» WRITTEN TASK: Wherever the word "прочих" turns up in a line of the entries, copy that line.

» DATA PROVIDED:
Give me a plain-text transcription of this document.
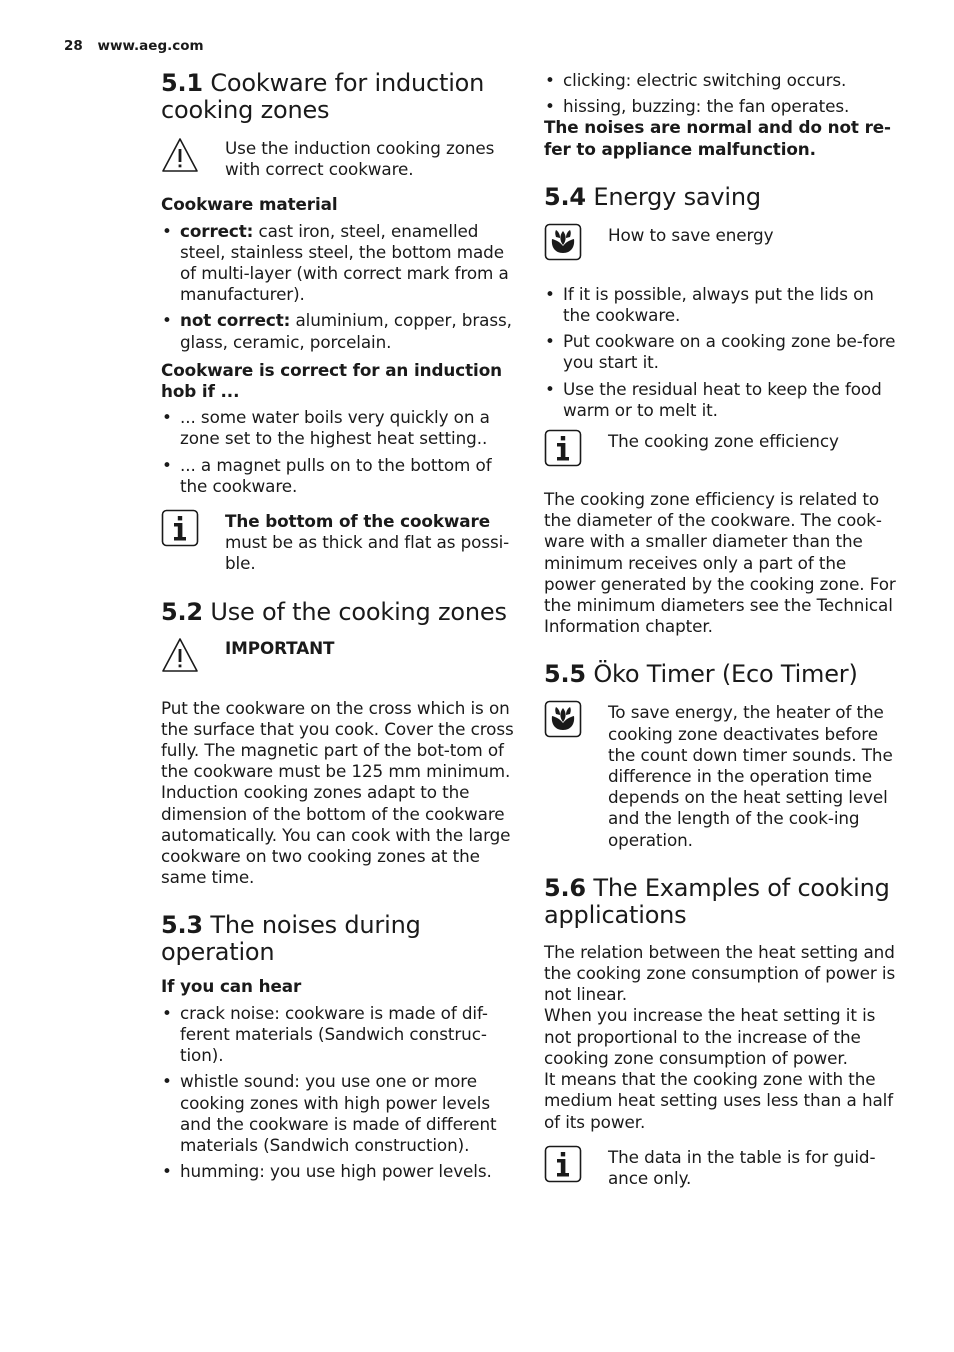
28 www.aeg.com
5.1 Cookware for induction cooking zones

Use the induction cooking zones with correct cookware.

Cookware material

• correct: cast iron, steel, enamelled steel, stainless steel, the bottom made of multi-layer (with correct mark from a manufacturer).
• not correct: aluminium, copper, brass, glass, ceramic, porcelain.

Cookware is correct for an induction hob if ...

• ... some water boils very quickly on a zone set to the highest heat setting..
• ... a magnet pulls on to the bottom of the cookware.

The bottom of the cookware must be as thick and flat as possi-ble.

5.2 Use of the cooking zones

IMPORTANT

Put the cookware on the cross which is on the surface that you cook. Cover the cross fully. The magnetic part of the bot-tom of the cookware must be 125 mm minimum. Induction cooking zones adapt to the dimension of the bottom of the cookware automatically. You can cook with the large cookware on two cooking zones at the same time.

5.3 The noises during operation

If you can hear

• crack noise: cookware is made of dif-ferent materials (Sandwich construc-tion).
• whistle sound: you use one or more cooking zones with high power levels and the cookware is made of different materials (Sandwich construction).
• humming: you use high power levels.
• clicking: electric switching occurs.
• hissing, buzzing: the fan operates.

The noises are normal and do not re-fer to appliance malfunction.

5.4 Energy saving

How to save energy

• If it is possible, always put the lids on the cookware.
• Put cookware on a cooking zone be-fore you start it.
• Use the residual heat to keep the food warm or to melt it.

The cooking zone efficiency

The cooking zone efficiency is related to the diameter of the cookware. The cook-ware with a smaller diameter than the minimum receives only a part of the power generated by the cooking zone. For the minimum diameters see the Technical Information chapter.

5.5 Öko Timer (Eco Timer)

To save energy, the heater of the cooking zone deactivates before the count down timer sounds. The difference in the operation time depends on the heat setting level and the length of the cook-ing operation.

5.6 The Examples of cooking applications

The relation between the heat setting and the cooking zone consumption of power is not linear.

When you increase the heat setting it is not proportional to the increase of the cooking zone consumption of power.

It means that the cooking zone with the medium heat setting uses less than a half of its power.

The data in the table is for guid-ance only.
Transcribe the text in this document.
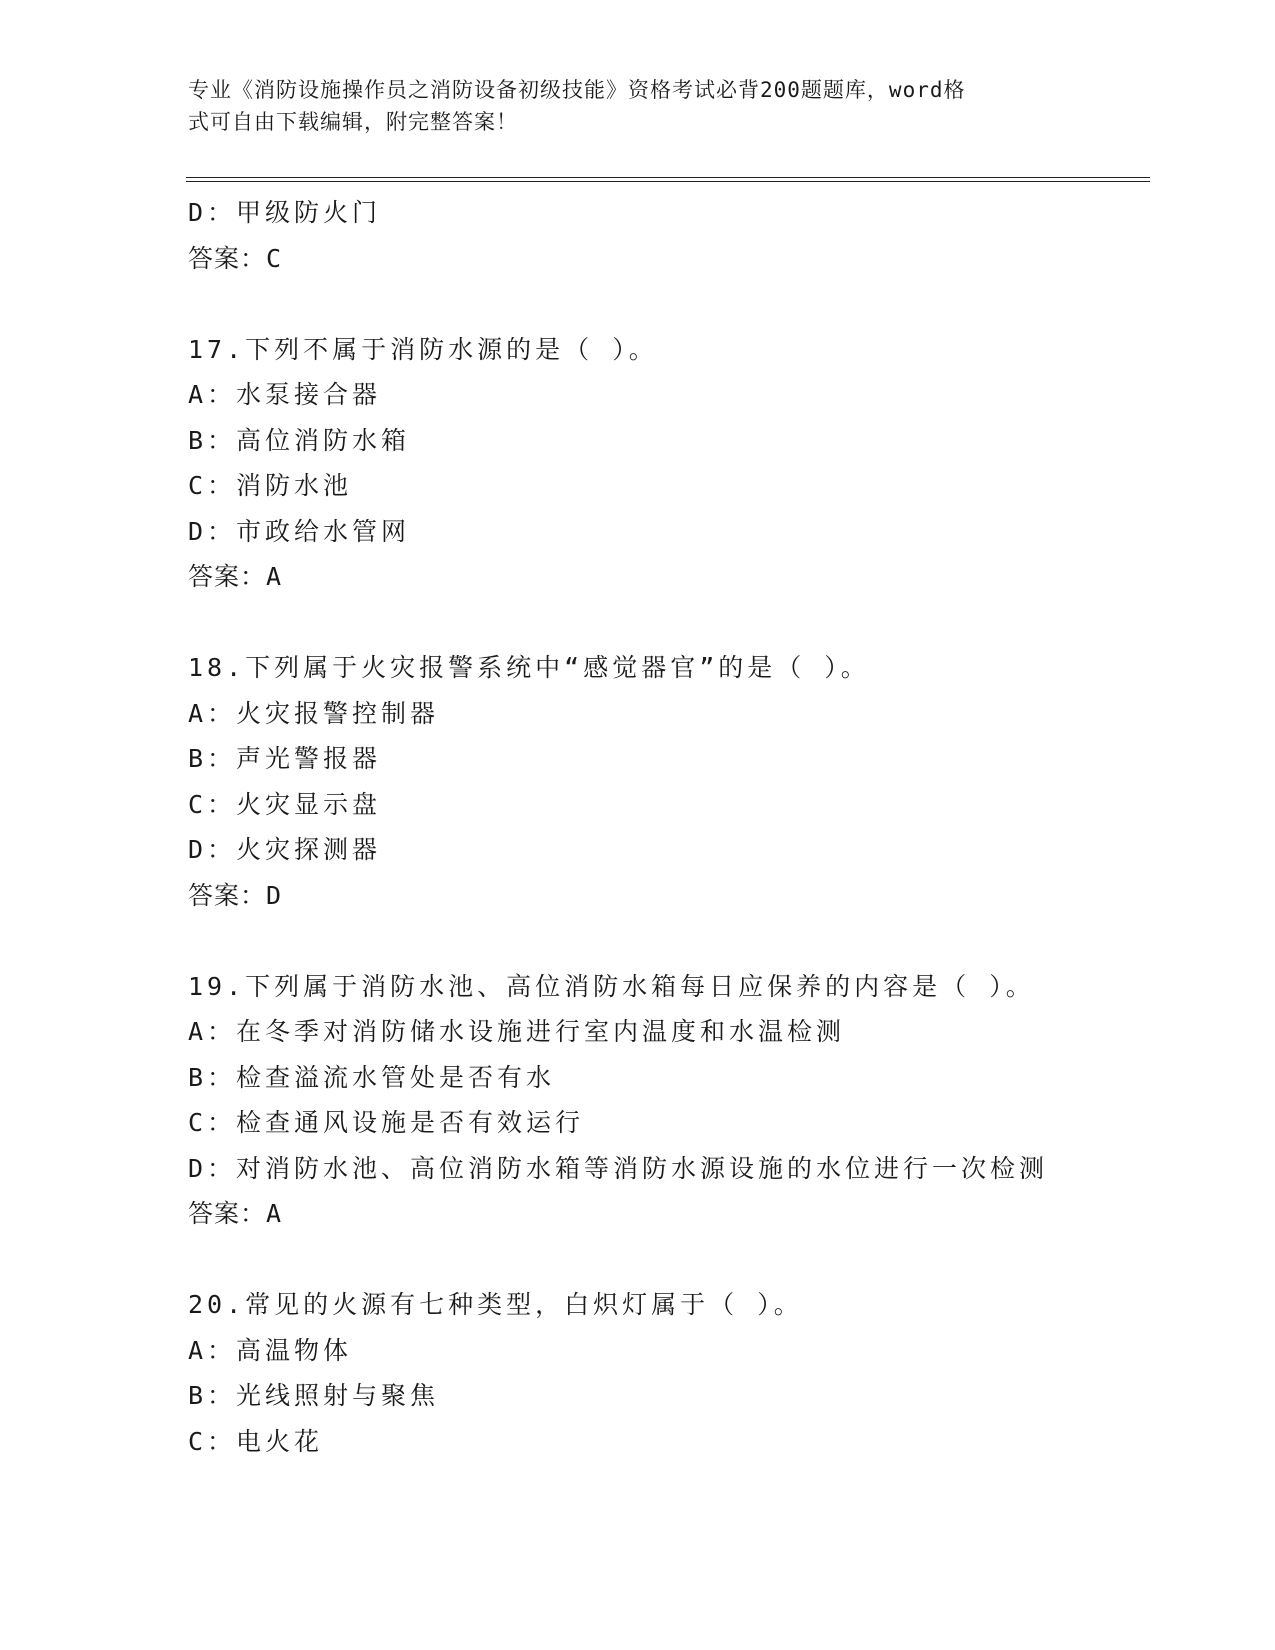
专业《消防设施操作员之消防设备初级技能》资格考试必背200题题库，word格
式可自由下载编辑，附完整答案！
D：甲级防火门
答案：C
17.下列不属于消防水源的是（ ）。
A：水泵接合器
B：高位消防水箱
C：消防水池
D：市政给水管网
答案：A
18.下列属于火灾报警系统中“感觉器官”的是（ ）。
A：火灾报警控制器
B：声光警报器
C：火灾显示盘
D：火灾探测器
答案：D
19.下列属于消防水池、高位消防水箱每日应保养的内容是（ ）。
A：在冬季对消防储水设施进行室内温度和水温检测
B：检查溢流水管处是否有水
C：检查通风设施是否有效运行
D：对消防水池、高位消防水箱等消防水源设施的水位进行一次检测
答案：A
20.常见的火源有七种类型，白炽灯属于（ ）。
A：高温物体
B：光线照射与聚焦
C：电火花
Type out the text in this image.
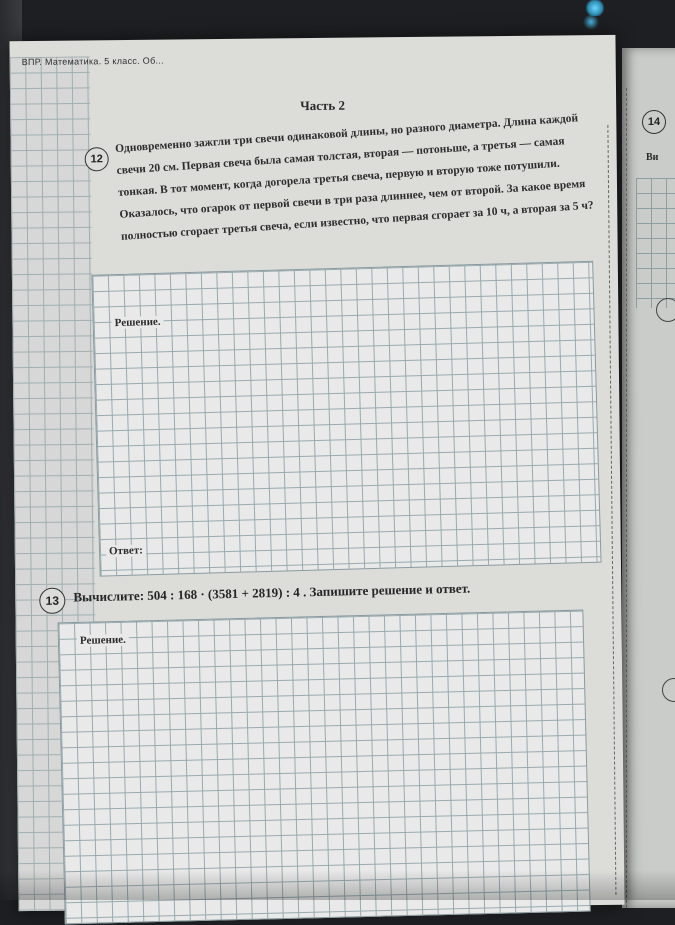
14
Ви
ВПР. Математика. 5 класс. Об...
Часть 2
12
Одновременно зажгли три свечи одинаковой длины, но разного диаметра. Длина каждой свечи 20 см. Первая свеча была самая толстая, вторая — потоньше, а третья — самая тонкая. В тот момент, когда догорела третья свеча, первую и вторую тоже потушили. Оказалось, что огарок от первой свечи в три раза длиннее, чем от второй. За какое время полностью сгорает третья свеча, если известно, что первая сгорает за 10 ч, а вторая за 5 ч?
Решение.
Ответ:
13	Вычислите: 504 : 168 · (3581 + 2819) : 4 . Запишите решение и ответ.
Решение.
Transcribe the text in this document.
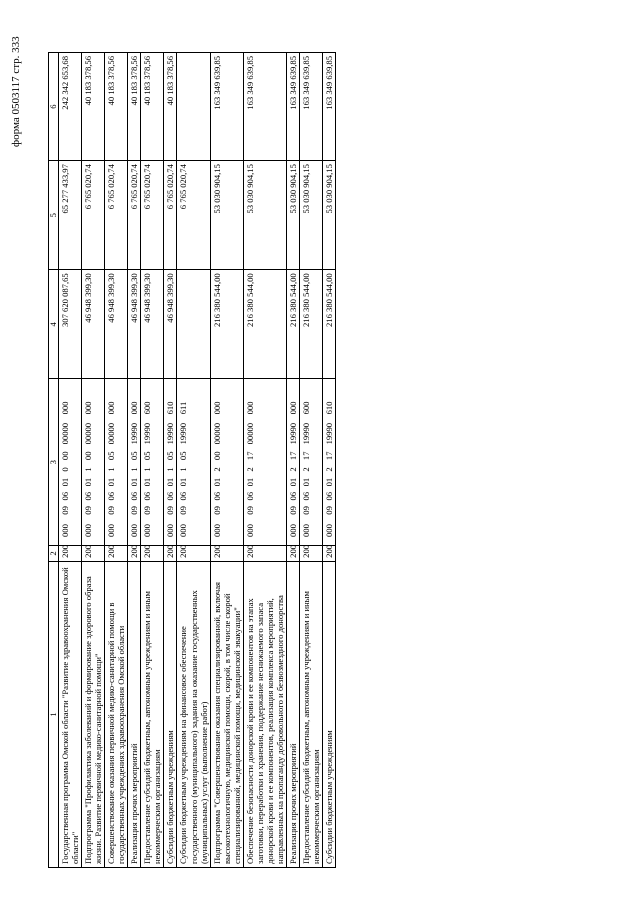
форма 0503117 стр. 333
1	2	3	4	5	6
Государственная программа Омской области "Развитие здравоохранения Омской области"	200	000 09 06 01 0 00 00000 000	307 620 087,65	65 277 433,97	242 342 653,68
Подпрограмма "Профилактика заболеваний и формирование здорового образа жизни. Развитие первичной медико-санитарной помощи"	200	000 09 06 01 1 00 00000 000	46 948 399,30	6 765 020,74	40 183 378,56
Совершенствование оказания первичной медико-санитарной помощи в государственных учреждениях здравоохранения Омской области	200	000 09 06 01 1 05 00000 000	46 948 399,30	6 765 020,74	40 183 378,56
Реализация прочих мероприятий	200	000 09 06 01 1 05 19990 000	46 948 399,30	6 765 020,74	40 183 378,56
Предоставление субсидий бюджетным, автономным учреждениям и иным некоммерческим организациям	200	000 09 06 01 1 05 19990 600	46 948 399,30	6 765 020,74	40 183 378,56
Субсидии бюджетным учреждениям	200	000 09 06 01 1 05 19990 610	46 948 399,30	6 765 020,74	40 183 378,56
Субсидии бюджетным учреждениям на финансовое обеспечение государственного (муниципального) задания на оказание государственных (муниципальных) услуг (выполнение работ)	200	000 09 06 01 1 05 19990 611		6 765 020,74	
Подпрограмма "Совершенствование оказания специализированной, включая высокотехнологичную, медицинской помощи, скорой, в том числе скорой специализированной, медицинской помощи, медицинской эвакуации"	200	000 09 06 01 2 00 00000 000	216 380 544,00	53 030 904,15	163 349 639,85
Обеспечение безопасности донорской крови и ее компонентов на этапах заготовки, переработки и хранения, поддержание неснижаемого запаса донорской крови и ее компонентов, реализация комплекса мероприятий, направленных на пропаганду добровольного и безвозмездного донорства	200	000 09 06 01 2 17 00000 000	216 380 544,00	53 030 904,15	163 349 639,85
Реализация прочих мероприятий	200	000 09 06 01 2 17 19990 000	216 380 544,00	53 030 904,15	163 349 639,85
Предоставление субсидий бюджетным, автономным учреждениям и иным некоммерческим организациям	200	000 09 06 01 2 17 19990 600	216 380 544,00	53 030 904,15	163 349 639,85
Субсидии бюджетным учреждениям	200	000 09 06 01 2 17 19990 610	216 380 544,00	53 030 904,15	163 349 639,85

» WRITTEN REPLY:
Реализация прочих мероприятий	200	000 09 06 01 1 05 19990 000	46 948 399,30	6 765 020,74	40 183 378,56
Реализация прочих мероприятий	200	000 09 06 01 2 17 19990 000	216 380 544,00	53 030 904,15	163 349 639,85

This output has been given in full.